### Task objective
Wherever the word "排除C项" appears in a line, copy that line.

+++++

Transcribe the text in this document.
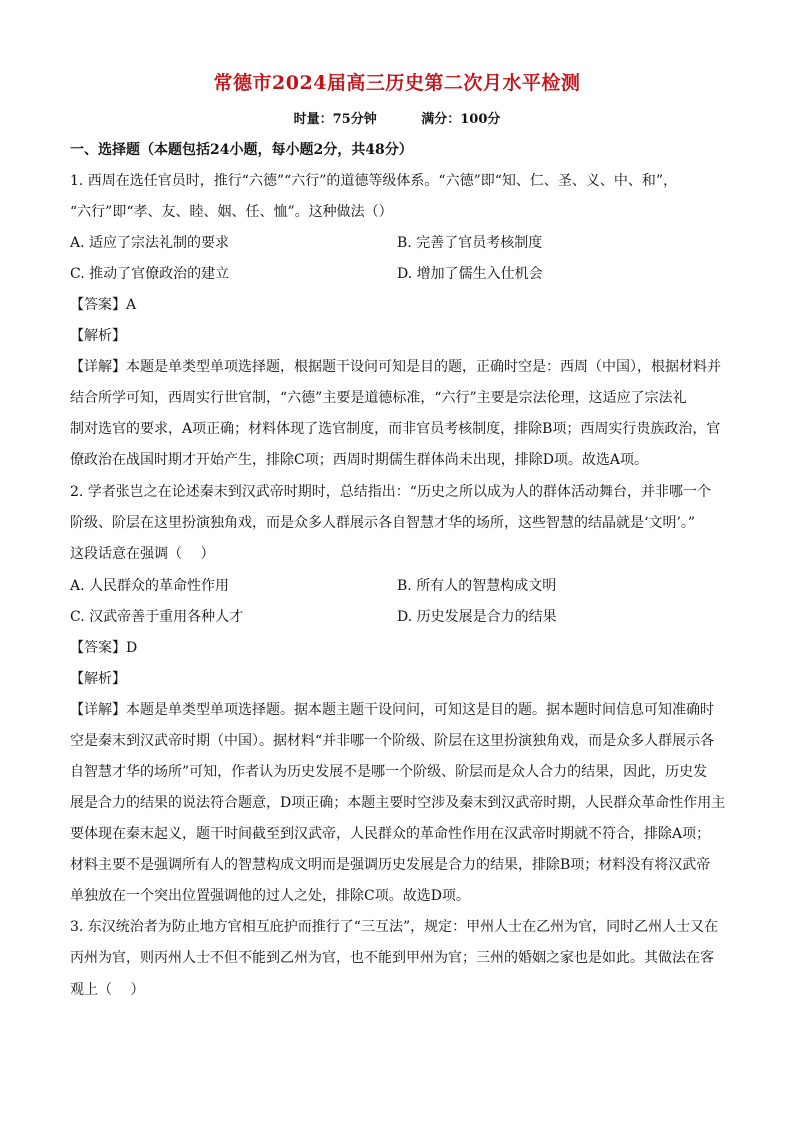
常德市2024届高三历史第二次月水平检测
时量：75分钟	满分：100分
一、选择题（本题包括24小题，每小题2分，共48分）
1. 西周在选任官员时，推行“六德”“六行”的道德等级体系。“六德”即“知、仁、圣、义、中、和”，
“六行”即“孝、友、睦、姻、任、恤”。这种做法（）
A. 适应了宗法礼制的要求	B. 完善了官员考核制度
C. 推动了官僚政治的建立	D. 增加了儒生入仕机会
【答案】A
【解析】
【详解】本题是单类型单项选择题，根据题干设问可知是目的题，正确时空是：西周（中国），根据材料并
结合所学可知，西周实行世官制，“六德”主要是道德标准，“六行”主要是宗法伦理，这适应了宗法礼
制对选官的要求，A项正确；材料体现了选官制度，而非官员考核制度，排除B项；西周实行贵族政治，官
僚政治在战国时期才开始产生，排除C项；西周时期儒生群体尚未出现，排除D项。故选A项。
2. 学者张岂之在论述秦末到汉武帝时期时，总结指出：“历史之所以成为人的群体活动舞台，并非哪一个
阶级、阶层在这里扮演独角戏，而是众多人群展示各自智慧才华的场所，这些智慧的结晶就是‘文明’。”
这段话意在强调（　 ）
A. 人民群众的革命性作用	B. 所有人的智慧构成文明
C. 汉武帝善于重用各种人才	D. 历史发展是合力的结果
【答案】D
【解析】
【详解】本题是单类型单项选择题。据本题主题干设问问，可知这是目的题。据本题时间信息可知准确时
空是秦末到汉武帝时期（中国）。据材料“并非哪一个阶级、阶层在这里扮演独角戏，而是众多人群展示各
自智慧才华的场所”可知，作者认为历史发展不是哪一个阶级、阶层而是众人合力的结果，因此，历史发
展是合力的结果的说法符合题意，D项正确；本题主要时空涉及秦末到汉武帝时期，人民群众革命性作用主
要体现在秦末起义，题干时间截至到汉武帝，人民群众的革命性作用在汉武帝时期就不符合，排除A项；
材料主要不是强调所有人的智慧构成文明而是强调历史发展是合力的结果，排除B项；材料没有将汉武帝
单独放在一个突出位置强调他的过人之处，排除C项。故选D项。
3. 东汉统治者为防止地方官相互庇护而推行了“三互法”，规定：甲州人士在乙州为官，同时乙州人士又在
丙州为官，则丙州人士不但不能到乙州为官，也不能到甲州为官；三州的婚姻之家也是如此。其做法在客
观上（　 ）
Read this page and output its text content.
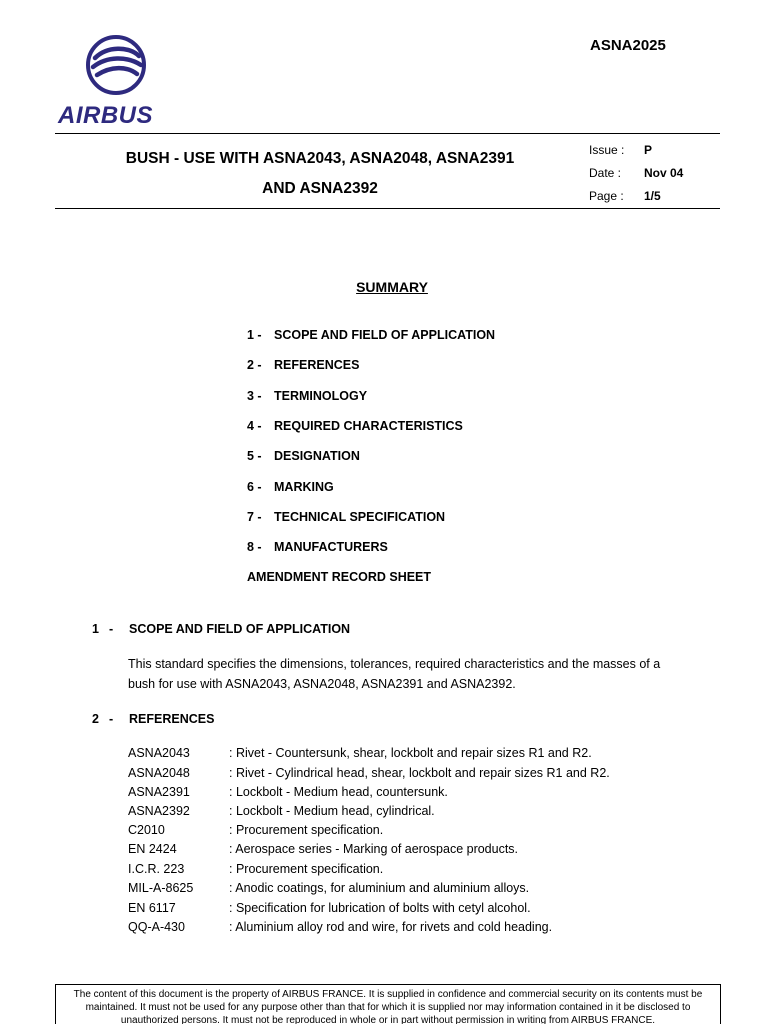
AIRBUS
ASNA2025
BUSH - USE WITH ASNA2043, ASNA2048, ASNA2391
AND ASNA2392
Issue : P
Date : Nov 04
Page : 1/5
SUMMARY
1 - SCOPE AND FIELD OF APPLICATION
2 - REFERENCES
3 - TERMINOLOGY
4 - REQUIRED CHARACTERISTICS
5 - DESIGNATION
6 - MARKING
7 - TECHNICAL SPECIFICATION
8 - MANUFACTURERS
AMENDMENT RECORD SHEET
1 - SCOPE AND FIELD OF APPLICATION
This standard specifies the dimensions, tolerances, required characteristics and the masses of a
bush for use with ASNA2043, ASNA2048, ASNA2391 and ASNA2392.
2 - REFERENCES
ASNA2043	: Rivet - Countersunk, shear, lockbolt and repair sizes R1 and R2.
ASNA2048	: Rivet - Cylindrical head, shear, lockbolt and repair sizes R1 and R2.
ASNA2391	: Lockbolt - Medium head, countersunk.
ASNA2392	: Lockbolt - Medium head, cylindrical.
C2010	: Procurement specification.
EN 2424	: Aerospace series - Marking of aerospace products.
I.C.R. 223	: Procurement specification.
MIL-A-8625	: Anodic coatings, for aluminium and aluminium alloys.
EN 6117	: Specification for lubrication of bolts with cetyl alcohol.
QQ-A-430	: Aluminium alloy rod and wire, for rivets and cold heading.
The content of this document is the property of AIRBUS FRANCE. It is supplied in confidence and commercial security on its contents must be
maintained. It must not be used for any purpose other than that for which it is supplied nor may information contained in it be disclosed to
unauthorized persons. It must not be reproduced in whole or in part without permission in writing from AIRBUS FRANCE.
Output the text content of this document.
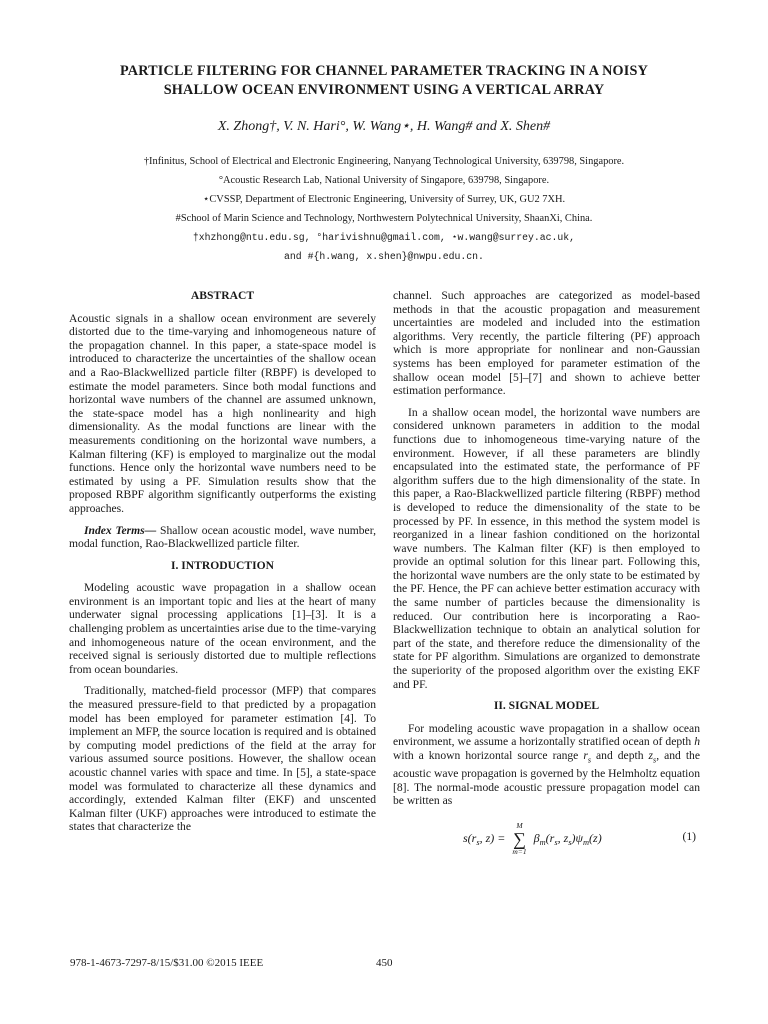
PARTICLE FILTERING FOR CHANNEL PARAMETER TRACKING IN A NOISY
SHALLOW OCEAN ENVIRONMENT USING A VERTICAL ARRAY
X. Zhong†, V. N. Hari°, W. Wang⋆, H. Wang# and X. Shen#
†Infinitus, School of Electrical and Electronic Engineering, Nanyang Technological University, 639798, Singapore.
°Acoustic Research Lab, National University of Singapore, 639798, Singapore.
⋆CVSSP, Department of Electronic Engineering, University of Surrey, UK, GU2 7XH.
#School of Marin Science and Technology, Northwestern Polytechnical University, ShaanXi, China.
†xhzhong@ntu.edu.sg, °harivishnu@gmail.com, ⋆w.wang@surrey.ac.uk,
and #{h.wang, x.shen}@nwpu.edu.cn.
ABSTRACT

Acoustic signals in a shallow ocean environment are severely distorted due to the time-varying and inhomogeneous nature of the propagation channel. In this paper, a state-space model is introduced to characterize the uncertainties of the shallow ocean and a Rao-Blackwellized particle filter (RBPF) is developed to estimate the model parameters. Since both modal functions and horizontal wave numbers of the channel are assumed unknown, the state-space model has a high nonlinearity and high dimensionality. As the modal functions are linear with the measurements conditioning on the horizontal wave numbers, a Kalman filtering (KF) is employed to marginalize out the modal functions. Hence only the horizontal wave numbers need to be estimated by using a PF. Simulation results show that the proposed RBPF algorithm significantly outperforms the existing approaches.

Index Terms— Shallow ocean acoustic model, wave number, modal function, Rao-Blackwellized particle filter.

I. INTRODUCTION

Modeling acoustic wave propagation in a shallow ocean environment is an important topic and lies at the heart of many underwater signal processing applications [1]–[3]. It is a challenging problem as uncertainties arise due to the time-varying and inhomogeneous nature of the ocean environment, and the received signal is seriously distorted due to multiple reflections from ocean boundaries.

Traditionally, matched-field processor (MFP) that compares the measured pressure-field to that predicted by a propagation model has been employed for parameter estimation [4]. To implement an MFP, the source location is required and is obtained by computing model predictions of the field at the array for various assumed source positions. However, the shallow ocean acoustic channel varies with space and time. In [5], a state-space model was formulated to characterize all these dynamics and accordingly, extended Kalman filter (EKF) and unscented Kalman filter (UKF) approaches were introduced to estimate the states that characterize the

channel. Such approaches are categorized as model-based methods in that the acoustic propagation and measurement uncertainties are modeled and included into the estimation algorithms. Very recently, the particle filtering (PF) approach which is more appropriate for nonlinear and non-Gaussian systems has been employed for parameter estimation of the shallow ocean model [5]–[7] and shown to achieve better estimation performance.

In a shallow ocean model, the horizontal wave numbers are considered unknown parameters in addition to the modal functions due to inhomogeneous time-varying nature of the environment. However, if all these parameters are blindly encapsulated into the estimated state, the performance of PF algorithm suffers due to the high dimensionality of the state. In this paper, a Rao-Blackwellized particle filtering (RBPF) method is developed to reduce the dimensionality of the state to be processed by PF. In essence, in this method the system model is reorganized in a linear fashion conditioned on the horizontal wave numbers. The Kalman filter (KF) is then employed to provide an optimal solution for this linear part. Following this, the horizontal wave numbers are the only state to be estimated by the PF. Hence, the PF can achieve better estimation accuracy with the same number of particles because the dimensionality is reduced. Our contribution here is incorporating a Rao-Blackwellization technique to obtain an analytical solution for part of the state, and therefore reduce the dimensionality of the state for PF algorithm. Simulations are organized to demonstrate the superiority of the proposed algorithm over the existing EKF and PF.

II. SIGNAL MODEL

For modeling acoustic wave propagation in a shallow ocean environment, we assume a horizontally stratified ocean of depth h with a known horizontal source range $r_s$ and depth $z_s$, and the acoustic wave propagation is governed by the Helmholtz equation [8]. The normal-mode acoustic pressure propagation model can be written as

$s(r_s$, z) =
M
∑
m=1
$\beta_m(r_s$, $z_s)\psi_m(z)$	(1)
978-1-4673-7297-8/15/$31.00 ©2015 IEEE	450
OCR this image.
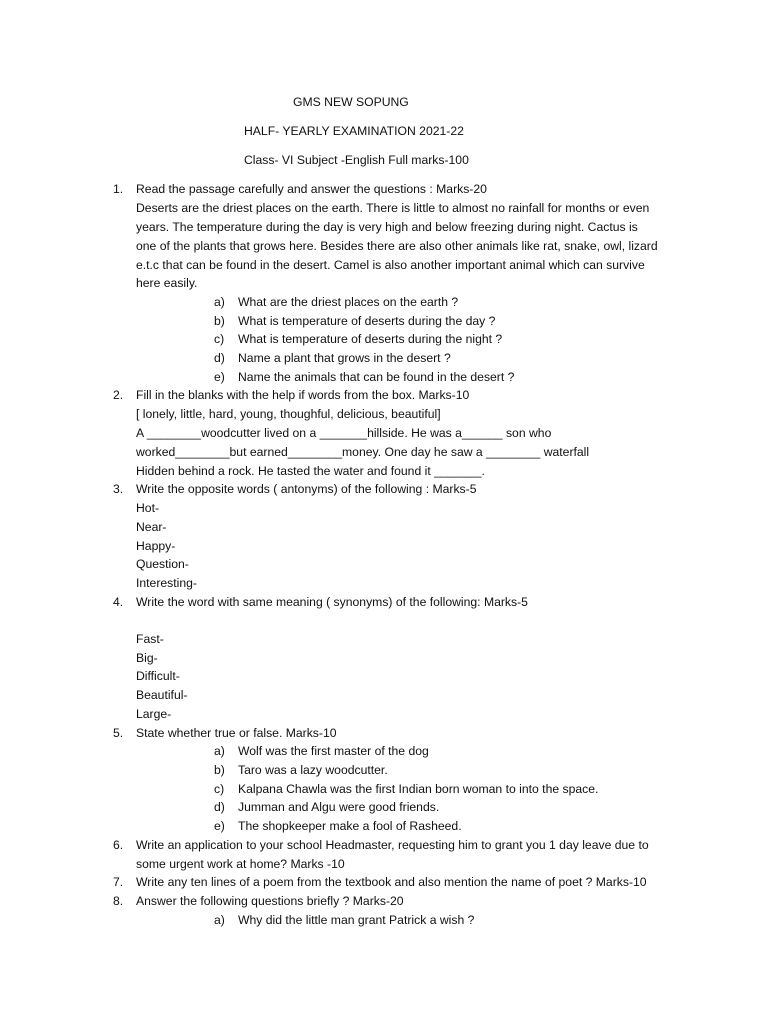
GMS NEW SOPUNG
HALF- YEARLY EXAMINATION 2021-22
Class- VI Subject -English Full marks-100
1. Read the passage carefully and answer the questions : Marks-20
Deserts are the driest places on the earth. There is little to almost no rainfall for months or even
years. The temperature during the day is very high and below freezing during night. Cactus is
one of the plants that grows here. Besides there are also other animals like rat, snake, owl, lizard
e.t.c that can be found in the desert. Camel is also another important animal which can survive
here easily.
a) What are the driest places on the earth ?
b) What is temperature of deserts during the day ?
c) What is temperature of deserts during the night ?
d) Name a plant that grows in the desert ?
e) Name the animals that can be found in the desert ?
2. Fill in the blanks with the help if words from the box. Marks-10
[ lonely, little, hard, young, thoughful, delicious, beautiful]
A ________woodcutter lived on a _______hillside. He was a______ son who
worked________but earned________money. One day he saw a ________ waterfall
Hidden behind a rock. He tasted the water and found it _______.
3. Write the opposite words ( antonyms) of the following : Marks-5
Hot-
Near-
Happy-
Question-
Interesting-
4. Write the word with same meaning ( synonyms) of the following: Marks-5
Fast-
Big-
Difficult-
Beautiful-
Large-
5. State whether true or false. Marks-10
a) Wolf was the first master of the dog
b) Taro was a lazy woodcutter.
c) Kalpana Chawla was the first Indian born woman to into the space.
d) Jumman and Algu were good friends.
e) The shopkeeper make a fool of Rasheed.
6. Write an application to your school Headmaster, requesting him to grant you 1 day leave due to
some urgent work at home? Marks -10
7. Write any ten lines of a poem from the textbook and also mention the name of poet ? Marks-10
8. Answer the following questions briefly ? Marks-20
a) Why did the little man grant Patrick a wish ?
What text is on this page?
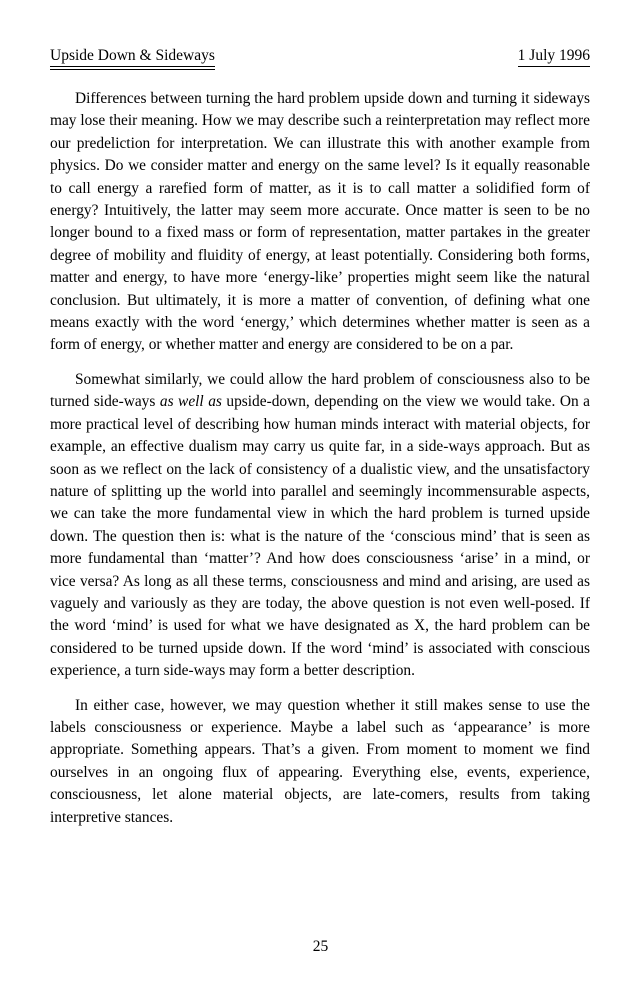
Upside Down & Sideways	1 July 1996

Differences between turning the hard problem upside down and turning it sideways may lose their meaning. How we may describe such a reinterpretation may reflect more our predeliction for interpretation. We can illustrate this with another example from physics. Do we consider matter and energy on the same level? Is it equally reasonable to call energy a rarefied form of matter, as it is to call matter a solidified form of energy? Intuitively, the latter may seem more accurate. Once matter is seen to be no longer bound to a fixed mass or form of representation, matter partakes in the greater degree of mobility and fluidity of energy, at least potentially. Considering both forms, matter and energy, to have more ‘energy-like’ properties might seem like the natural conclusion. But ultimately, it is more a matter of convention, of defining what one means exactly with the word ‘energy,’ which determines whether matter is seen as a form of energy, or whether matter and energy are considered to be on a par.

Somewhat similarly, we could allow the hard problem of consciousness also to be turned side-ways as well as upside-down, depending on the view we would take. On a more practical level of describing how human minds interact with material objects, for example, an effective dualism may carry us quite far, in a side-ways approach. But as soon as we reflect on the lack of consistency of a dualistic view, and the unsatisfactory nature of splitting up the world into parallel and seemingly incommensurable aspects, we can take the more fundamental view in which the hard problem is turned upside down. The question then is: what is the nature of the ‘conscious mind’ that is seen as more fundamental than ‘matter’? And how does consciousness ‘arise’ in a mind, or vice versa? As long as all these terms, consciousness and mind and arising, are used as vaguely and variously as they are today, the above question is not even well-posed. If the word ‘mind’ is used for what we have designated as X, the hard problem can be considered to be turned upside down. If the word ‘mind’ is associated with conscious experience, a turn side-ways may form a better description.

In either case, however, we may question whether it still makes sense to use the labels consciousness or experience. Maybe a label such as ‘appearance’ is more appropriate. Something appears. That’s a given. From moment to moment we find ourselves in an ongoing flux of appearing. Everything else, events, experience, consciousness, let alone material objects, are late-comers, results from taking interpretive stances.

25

+++++

### Solved exercise
僚政治在战国时期才开始产生，排除C项；西周时期儒生群体尚未出现，排除D项。故选A项。
单独放在一个突出位置强调他的过人之处，排除C项。故选D项。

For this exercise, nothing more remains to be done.